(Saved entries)
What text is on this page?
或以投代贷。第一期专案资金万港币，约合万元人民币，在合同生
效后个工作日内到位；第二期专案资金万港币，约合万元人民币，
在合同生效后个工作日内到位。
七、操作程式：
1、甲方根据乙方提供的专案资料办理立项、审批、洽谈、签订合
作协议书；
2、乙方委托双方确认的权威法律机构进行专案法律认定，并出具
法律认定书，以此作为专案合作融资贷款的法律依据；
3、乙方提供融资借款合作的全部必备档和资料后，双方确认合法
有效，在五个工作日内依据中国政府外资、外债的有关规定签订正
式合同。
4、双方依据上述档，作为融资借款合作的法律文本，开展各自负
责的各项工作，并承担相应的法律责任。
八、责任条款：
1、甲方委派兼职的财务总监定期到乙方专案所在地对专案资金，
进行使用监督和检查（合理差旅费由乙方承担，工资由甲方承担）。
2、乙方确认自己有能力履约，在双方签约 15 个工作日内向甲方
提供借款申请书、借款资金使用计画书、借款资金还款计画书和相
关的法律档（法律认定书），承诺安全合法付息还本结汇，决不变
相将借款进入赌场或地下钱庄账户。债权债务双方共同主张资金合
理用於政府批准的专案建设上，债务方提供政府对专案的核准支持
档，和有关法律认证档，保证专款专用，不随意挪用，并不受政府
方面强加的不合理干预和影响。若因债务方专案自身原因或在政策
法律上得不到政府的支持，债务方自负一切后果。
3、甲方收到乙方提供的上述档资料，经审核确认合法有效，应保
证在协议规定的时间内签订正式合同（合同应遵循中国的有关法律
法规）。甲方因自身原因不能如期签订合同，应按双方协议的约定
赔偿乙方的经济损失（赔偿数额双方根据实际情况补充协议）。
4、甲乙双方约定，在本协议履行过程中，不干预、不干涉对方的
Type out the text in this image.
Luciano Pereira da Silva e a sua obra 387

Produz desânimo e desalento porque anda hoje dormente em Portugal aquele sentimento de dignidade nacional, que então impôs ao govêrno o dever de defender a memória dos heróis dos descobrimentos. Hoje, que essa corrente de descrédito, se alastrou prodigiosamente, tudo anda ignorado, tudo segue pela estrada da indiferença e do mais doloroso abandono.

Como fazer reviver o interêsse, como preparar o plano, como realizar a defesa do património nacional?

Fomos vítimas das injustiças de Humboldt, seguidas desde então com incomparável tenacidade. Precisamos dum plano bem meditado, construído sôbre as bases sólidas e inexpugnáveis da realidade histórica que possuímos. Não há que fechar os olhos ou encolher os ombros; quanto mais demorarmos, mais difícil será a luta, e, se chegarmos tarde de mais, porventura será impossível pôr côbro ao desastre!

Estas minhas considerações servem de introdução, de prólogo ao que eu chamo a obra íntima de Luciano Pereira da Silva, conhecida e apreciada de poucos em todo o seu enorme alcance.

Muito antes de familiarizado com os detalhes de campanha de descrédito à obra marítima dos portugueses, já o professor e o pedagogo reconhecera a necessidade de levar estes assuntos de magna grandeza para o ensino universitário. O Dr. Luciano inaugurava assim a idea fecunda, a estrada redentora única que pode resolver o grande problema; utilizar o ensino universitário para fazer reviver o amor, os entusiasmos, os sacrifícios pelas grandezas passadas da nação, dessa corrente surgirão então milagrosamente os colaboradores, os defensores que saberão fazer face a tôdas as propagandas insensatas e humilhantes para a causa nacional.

Required task: Show all lines above holding "fazer".

Problem solution:
Como fazer reviver o interêsse, como preparar o plano, como realizar a defesa do património nacional?
Muito antes de familiarizado com os detalhes de campanha de descrédito à obra marítima dos portugueses, já o professor e o pedagogo reconhecera a necessidade de levar estes assuntos de magna grandeza para o ensino universitário. O Dr. Luciano inaugurava assim a idea fecunda, a estrada redentora única que pode resolver o grande problema; utilizar o ensino universitário para fazer reviver o amor, os entusiasmos, os sacrifícios pelas grandezas passadas da nação, dessa corrente surgirão então milagrosamente os colaboradores, os defensores que saberão fazer face a tôdas as propagandas insensatas e humilhantes para a causa nacional.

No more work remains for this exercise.